[START MATERIAL FOR THE TASK]
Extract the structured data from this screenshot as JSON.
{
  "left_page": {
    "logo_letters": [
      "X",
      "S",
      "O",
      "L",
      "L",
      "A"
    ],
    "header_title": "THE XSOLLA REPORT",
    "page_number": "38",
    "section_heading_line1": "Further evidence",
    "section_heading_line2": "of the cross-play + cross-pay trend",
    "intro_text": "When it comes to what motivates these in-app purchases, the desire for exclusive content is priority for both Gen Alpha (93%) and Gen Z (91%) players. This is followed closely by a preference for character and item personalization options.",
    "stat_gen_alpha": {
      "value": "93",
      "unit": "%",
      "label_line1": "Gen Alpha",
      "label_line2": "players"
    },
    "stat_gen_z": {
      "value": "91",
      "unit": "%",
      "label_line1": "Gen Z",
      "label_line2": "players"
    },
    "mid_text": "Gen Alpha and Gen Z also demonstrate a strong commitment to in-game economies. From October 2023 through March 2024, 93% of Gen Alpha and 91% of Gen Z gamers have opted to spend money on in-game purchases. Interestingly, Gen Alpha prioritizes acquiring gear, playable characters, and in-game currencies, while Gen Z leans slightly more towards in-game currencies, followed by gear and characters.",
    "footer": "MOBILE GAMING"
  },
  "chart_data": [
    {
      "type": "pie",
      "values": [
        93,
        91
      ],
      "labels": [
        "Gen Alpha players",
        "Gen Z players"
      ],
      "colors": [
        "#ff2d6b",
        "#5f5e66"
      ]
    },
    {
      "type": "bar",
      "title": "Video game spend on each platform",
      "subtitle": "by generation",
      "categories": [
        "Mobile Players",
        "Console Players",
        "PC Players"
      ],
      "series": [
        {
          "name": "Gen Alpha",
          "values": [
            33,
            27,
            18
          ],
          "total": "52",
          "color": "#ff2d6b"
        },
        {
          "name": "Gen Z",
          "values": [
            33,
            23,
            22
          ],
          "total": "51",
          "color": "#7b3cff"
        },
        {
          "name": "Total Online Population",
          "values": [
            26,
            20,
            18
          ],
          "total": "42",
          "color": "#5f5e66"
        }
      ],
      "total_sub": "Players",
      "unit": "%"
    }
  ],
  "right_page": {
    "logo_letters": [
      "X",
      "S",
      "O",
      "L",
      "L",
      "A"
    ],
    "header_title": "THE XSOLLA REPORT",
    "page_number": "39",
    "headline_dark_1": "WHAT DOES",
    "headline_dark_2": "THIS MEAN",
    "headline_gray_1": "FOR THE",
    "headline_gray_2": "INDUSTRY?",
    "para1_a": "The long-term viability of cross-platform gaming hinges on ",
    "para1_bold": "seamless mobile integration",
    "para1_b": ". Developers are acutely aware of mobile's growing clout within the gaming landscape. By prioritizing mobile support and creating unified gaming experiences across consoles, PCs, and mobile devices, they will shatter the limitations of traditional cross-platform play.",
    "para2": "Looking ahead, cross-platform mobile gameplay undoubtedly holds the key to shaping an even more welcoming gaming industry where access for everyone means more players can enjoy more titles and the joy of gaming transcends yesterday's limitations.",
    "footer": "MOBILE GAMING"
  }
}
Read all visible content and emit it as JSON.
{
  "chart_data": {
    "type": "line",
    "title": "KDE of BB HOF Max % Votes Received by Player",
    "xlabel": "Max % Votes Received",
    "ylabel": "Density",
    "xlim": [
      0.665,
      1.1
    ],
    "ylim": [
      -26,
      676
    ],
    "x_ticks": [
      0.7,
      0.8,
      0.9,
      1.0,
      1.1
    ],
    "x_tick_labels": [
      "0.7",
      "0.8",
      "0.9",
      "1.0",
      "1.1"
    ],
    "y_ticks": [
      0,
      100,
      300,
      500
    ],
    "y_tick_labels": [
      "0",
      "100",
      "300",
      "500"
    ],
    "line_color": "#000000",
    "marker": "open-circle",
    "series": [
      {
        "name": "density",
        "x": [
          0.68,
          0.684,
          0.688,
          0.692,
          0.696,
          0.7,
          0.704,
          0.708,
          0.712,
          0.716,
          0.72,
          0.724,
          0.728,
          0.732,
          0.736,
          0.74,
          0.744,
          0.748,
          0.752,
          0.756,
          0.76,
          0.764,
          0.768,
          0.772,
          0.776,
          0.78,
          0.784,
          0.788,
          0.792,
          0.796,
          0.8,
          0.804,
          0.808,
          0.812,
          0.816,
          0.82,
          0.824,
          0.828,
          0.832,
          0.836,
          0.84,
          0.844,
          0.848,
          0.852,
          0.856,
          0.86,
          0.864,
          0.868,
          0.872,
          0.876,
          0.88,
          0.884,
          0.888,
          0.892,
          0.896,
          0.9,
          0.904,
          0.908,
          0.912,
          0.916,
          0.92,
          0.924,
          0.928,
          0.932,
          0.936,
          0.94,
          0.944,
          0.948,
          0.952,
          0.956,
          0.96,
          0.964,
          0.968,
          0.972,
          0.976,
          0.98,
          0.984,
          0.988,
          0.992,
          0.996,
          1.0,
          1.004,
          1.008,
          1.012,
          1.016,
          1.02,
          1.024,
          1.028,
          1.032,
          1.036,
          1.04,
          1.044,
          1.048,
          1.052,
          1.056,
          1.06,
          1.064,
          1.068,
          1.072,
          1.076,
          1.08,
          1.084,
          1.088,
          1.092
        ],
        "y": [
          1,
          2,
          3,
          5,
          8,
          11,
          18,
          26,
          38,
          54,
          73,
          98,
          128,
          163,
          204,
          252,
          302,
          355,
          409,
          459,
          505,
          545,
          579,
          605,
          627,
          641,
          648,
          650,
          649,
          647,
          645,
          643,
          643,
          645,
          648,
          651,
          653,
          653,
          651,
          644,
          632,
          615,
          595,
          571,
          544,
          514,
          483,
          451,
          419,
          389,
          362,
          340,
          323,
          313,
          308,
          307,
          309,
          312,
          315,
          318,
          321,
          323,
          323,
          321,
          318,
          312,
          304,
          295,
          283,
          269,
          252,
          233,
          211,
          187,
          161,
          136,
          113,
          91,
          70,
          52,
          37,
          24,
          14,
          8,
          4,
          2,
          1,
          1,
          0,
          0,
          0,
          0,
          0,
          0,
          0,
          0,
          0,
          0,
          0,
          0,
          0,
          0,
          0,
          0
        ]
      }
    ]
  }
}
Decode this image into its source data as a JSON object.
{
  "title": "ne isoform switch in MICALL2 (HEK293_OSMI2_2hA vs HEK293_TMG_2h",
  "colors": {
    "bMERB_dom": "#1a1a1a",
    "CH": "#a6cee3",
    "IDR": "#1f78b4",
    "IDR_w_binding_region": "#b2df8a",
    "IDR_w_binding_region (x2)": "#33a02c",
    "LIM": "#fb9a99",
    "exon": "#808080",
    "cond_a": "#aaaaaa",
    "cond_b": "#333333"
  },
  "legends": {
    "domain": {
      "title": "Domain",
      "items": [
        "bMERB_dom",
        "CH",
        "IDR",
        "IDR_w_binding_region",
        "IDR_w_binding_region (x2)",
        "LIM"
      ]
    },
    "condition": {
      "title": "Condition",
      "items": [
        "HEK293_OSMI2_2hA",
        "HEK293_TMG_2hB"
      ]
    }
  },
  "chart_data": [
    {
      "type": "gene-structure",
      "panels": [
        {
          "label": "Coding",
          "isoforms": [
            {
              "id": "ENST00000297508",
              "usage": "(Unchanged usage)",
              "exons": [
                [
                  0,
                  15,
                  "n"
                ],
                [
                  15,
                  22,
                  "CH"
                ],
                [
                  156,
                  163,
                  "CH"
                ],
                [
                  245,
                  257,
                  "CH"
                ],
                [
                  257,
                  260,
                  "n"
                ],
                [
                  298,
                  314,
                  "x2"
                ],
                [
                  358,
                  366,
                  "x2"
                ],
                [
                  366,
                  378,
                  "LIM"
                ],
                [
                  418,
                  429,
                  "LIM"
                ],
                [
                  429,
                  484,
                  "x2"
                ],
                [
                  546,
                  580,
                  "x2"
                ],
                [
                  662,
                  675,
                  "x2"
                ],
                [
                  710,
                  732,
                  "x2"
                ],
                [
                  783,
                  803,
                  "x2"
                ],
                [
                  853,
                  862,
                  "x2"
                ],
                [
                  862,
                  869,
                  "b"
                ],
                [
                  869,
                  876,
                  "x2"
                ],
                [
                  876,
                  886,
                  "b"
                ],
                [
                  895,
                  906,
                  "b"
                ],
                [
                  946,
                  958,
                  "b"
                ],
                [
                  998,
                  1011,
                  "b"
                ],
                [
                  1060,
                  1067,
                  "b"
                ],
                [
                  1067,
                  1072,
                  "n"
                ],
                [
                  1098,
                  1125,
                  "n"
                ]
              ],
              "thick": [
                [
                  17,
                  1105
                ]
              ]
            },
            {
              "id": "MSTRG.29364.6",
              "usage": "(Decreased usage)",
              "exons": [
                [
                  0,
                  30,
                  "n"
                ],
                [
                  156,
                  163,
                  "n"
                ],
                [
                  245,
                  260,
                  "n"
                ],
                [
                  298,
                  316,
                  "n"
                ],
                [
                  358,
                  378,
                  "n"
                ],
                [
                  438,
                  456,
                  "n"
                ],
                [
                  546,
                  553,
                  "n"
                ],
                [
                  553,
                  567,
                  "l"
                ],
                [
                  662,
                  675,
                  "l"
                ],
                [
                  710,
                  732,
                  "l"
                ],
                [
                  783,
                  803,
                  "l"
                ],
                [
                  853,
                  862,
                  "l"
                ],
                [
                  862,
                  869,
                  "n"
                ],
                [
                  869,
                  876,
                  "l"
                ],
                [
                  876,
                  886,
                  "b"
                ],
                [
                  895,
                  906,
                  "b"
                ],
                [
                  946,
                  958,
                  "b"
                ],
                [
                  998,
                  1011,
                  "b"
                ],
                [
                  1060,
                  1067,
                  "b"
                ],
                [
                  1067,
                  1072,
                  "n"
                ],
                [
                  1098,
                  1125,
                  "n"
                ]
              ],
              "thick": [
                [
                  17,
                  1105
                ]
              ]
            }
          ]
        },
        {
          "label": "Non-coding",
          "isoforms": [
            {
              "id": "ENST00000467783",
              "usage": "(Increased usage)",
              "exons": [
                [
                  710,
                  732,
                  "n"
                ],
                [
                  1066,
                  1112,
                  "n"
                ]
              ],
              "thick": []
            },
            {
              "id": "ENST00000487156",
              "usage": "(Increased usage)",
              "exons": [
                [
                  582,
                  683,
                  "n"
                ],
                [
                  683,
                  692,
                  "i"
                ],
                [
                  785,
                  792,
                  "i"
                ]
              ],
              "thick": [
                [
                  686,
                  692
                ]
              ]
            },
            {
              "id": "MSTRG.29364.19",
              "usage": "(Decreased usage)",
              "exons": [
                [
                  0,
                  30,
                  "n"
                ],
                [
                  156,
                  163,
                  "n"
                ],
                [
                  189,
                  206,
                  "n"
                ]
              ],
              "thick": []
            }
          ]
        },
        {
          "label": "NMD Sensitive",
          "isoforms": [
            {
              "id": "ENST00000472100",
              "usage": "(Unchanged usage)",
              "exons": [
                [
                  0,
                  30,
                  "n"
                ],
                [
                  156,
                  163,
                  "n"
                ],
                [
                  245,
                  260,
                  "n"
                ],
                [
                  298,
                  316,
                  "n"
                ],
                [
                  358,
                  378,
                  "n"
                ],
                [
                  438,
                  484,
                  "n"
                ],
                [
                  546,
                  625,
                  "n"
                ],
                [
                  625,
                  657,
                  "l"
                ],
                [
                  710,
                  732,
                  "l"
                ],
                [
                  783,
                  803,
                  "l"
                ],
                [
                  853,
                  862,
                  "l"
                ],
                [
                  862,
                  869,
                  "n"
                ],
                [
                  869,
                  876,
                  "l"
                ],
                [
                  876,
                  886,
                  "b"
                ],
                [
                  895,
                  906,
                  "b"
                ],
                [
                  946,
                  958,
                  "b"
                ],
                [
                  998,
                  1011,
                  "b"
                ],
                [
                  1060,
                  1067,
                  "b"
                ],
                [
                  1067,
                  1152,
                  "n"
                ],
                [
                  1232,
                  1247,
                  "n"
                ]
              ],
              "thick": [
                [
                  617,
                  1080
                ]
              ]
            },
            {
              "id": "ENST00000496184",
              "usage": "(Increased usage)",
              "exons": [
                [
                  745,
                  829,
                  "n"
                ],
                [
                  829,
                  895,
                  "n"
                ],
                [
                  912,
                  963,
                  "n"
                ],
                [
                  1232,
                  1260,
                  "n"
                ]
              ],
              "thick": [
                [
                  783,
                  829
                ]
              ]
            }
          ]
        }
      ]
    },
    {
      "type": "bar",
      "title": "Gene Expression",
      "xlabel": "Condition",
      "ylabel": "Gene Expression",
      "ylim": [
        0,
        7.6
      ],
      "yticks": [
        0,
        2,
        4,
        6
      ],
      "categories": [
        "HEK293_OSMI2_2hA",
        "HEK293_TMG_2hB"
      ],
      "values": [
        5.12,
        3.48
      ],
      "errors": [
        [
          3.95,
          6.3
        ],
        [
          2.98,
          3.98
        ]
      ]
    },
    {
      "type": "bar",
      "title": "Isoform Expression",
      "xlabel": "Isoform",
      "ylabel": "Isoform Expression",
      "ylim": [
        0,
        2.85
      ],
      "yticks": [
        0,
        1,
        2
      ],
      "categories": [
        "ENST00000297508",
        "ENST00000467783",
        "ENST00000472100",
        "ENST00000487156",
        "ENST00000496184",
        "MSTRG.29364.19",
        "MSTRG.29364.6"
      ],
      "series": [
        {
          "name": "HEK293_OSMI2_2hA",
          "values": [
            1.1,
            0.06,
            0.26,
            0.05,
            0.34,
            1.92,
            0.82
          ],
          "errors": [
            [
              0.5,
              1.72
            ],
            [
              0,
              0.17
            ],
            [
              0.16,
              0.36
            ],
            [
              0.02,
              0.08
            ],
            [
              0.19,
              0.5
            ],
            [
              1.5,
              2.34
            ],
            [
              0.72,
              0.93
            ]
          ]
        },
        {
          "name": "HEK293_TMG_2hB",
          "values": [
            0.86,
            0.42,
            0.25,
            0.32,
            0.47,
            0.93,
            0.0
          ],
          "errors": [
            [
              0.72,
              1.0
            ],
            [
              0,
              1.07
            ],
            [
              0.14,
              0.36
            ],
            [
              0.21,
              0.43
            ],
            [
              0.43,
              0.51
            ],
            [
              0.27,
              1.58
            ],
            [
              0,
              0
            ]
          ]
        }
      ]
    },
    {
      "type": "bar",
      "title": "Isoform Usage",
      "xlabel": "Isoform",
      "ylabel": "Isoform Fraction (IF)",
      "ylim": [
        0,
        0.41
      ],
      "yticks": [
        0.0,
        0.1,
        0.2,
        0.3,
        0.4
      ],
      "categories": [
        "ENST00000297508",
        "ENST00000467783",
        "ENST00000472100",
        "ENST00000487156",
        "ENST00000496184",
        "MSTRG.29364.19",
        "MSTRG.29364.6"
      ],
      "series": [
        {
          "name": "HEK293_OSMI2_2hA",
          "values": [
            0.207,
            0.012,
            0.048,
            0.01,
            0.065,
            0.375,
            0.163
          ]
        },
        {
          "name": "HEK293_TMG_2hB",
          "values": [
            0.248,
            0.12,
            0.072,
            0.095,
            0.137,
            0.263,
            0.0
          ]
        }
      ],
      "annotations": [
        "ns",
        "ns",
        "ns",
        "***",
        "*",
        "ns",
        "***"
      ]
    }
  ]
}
[END MATERIAL FOR THE TASK]
» **WORK TO BE COMPLETED**: For the entries shown above, give the number of lines that include the word "Expression", without any other text.

» **TASK RESULT**: 4